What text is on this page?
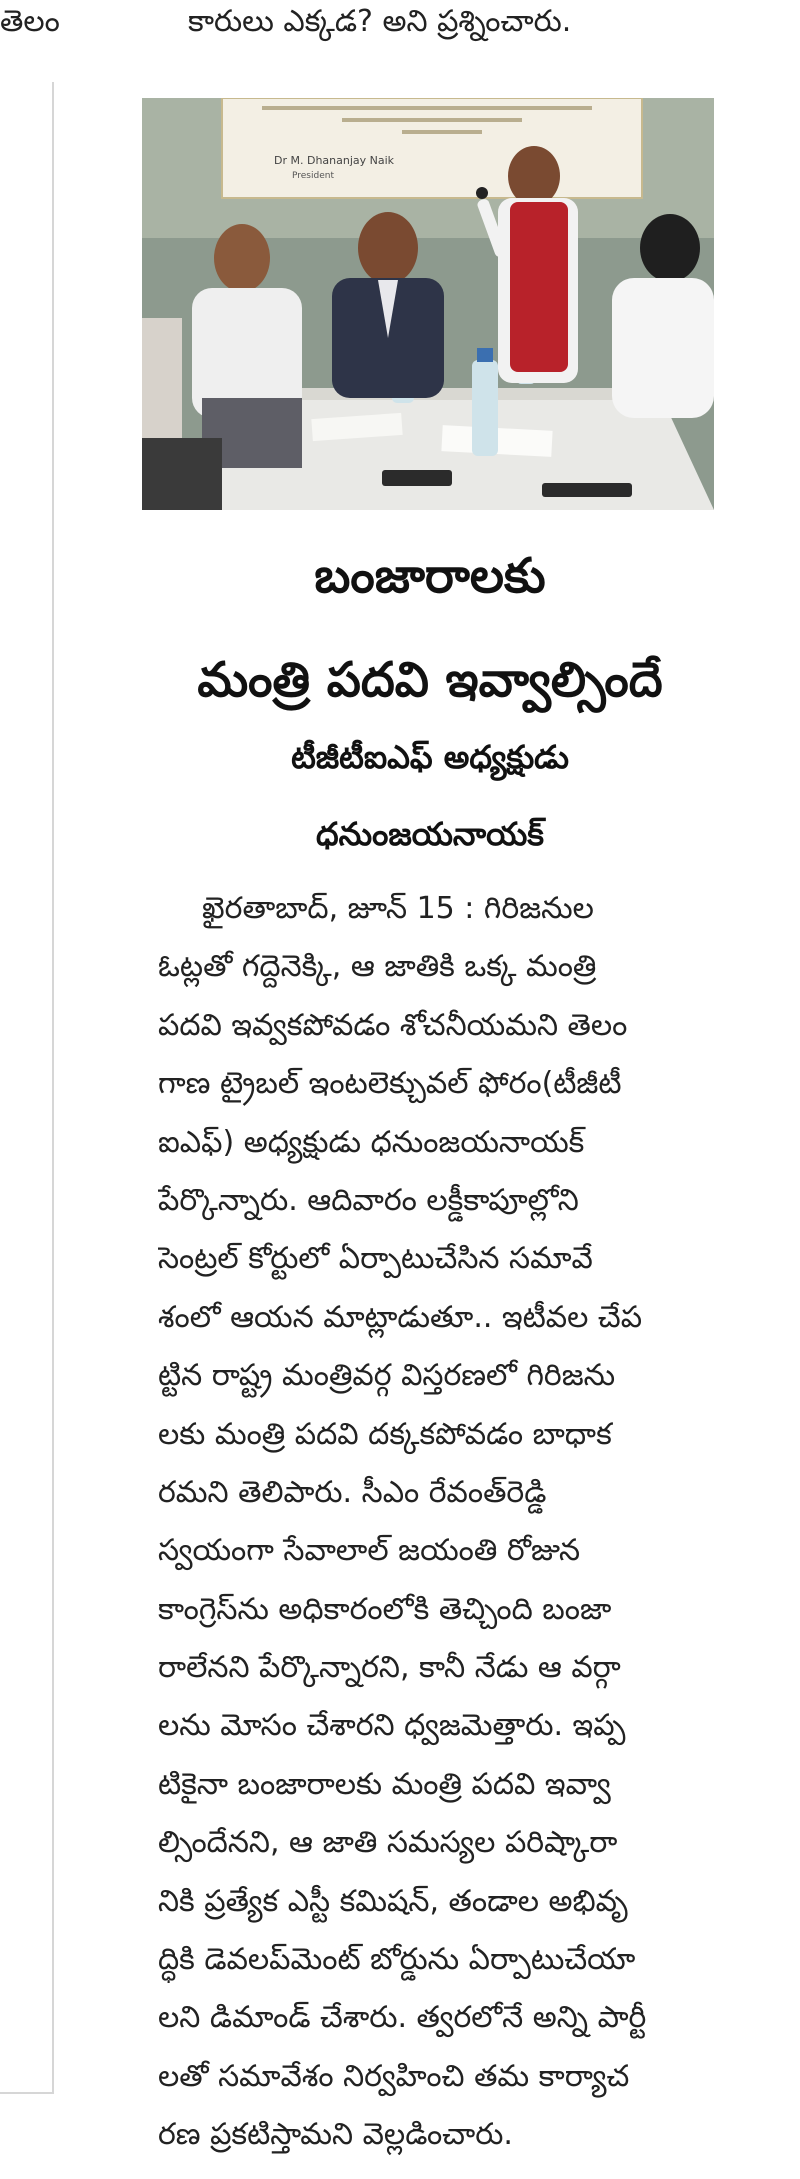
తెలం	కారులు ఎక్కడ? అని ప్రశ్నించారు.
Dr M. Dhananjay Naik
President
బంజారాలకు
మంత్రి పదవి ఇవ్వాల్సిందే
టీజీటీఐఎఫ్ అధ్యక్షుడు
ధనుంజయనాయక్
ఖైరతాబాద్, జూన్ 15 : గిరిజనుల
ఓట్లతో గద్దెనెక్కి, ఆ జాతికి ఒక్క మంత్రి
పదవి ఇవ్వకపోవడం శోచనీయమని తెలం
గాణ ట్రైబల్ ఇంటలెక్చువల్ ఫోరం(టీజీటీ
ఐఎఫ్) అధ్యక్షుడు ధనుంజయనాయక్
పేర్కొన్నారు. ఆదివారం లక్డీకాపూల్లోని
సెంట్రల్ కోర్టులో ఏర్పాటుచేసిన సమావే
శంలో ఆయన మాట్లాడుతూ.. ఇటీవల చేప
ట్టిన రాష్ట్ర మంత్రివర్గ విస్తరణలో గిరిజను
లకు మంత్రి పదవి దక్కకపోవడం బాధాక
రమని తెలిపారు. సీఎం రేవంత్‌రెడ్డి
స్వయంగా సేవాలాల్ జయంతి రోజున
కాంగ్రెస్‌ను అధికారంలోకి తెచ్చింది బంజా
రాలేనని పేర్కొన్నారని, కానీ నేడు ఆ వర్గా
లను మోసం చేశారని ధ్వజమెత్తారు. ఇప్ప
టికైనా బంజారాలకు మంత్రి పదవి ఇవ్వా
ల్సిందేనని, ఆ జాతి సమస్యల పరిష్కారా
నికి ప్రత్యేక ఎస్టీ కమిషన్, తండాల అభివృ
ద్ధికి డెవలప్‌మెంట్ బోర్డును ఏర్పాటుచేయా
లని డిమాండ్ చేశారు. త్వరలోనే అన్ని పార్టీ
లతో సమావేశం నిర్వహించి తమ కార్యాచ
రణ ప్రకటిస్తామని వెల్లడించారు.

**TO DO:**
Retype the whole listing exactly and leave the pictures out.

**EXPECTED OUTPUT:**
What text is on this page?
తెలం	కారులు ఎక్కడ? అని ప్రశ్నించారు.
Dr M. Dhananjay Naik
President
బంజారాలకు
మంత్రి పదవి ఇవ్వాల్సిందే
టీజీటీఐఎఫ్ అధ్యక్షుడు
ధనుంజయనాయక్
ఖైరతాబాద్, జూన్ 15 : గిరిజనుల
ఓట్లతో గద్దెనెక్కి, ఆ జాతికి ఒక్క మంత్రి
పదవి ఇవ్వకపోవడం శోచనీయమని తెలం
గాణ ట్రైబల్ ఇంటలెక్చువల్ ఫోరం(టీజీటీ
ఐఎఫ్) అధ్యక్షుడు ధనుంజయనాయక్
పేర్కొన్నారు. ఆదివారం లక్డీకాపూల్లోని
సెంట్రల్ కోర్టులో ఏర్పాటుచేసిన సమావే
శంలో ఆయన మాట్లాడుతూ.. ఇటీవల చేప
ట్టిన రాష్ట్ర మంత్రివర్గ విస్తరణలో గిరిజను
లకు మంత్రి పదవి దక్కకపోవడం బాధాక
రమని తెలిపారు. సీఎం రేవంత్‌రెడ్డి
స్వయంగా సేవాలాల్ జయంతి రోజున
కాంగ్రెస్‌ను అధికారంలోకి తెచ్చింది బంజా
రాలేనని పేర్కొన్నారని, కానీ నేడు ఆ వర్గా
లను మోసం చేశారని ధ్వజమెత్తారు. ఇప్ప
టికైనా బంజారాలకు మంత్రి పదవి ఇవ్వా
ల్సిందేనని, ఆ జాతి సమస్యల పరిష్కారా
నికి ప్రత్యేక ఎస్టీ కమిషన్, తండాల అభివృ
ద్ధికి డెవలప్‌మెంట్ బోర్డును ఏర్పాటుచేయా
లని డిమాండ్ చేశారు. త్వరలోనే అన్ని పార్టీ
లతో సమావేశం నిర్వహించి తమ కార్యాచ
రణ ప్రకటిస్తామని వెల్లడించారు.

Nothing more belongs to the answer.